[Dataset items]
**********

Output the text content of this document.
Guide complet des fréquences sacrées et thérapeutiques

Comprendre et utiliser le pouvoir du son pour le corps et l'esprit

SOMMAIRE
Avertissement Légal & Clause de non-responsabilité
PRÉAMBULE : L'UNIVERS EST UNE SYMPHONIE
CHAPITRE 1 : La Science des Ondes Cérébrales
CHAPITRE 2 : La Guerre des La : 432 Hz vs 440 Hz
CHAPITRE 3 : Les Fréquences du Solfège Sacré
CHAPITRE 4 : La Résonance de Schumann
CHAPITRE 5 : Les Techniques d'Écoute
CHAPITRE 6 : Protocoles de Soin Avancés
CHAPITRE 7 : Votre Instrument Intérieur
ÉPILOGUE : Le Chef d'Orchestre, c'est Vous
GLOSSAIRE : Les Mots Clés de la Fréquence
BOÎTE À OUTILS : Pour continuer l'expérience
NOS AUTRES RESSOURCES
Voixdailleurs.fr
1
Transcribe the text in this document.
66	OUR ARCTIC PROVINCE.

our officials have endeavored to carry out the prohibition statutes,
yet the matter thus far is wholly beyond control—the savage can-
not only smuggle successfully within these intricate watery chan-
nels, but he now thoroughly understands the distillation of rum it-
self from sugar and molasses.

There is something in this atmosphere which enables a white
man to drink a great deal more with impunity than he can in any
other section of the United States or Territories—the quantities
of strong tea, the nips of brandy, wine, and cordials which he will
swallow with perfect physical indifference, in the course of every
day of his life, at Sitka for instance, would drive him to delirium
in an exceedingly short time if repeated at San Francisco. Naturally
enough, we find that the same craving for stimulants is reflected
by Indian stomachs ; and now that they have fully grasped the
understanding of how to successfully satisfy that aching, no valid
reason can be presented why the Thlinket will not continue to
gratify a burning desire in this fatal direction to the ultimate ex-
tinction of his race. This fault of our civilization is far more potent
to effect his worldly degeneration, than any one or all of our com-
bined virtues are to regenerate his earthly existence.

**********

SHORT TASK - Pick out all the lines with the word "than" in them and copy them.

PROBLEM SOLUTION -
man to drink a great deal more with impunity than he can in any
to effect his worldly degeneration, than any one or all of our com-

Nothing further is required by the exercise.